Task prompt:
Report every line below that holds the word "object".

Collected data:
________
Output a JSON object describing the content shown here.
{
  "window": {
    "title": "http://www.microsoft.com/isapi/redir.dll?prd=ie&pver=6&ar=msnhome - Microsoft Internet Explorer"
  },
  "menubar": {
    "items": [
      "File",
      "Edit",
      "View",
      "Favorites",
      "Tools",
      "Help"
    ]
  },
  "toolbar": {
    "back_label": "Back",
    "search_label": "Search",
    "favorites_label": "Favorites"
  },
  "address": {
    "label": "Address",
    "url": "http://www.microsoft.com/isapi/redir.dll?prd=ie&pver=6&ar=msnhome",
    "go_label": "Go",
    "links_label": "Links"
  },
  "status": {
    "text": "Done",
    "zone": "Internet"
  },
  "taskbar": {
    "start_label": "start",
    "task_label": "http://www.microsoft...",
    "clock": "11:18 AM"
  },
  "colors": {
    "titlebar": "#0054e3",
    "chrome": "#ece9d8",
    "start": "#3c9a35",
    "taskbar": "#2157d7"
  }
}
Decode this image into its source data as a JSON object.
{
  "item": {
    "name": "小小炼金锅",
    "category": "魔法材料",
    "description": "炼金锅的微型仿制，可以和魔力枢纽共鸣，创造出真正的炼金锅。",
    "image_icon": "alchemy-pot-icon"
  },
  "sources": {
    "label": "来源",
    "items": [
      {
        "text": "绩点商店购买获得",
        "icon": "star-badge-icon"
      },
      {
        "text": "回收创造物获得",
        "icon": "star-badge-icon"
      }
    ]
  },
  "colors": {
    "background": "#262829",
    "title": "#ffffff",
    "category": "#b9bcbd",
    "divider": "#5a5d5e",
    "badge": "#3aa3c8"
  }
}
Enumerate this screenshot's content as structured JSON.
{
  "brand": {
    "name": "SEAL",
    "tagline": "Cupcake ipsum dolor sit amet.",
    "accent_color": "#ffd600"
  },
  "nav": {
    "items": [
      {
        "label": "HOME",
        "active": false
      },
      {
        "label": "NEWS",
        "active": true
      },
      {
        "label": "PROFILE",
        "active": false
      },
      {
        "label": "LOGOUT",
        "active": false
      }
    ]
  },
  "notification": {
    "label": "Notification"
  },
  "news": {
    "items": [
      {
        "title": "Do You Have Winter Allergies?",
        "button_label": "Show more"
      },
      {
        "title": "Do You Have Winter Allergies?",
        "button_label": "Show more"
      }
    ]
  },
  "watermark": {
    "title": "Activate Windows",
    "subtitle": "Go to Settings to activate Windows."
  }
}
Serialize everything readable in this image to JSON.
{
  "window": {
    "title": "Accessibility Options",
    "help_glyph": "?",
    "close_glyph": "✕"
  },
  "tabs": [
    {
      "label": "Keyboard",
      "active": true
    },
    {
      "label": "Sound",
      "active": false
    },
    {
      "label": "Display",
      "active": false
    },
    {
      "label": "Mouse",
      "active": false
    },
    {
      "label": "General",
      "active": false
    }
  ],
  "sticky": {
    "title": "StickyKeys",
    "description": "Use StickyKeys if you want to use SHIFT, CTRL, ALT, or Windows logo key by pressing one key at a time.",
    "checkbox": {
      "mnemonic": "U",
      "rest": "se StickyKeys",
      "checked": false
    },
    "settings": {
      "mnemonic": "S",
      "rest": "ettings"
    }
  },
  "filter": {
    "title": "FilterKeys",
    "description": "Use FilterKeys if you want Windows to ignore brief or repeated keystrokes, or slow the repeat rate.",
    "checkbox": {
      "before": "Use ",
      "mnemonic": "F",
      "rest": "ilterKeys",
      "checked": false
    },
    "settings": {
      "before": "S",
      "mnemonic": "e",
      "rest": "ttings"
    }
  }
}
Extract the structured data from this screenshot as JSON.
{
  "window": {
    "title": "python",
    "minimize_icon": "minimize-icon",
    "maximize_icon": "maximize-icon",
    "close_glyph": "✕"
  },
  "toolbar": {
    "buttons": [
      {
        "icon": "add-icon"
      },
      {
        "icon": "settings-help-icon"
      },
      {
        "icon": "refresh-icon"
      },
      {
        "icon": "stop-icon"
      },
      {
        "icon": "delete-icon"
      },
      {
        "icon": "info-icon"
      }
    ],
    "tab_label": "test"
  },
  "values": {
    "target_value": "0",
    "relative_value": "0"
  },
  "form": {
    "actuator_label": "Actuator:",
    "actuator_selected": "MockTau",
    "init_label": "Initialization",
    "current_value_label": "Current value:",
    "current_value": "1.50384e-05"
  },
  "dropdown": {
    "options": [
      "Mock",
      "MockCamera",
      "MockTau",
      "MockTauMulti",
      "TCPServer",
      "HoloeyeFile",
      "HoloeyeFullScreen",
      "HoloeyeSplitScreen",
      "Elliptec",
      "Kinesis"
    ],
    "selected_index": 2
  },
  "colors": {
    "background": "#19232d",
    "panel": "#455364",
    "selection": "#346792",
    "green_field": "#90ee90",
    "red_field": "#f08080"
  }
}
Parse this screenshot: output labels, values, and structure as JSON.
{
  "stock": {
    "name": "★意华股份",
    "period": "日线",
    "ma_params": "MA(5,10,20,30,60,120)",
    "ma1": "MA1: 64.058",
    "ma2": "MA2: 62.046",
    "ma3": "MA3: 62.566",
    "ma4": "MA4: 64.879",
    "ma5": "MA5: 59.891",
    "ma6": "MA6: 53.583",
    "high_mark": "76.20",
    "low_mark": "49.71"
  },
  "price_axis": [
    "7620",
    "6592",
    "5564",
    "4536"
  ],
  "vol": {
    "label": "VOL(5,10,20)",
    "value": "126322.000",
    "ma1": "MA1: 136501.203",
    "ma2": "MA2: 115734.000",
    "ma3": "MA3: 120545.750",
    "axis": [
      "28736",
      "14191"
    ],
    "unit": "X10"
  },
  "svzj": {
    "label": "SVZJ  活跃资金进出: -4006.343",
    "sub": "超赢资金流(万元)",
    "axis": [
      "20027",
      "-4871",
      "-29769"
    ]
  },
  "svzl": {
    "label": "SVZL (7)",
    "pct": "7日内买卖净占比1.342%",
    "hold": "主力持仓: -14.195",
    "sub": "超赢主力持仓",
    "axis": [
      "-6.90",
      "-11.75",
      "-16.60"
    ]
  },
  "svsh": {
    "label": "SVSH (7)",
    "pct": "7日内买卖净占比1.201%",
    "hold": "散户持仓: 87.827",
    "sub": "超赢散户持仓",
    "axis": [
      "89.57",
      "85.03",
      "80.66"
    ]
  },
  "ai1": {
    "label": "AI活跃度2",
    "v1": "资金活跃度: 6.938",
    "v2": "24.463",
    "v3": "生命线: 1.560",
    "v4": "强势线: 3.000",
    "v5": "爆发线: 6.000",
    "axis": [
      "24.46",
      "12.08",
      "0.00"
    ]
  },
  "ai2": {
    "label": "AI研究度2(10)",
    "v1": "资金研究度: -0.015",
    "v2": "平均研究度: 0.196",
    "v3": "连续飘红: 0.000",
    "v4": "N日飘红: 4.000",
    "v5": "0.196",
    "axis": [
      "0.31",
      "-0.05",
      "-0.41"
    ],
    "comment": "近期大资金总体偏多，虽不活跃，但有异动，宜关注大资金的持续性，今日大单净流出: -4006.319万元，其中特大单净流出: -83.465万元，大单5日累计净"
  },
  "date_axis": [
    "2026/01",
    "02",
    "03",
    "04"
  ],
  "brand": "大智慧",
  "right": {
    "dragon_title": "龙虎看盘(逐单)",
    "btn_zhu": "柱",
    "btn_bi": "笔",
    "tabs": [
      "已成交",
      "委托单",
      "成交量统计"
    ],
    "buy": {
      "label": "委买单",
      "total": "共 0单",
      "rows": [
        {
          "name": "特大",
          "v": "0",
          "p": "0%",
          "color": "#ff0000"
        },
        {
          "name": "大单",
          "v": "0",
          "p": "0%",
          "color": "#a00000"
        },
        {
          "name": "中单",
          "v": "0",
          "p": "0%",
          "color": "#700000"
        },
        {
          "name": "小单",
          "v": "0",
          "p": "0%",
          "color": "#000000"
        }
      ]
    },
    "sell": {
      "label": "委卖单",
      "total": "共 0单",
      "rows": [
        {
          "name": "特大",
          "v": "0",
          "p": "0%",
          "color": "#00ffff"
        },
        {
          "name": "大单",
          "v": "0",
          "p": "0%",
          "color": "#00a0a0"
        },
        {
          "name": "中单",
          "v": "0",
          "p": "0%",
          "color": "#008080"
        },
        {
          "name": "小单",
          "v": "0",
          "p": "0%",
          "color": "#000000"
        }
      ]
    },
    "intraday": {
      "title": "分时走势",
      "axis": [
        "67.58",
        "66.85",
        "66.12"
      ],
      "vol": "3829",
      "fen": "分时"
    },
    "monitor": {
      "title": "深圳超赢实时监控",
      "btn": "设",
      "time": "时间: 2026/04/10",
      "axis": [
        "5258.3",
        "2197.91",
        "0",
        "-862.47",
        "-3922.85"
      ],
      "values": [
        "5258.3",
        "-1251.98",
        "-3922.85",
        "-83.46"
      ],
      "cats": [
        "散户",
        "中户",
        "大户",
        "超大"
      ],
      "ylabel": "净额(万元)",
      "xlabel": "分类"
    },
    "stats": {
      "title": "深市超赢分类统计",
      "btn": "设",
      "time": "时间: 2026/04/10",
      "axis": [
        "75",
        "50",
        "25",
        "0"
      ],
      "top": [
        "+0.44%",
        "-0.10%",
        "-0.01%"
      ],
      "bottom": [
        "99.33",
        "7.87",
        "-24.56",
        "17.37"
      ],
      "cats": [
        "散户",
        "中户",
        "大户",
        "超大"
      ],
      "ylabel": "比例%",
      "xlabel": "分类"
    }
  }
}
________
Completed task:
Output a JSON object describing the content shown here.
Decode this image into its source data as a JSON object.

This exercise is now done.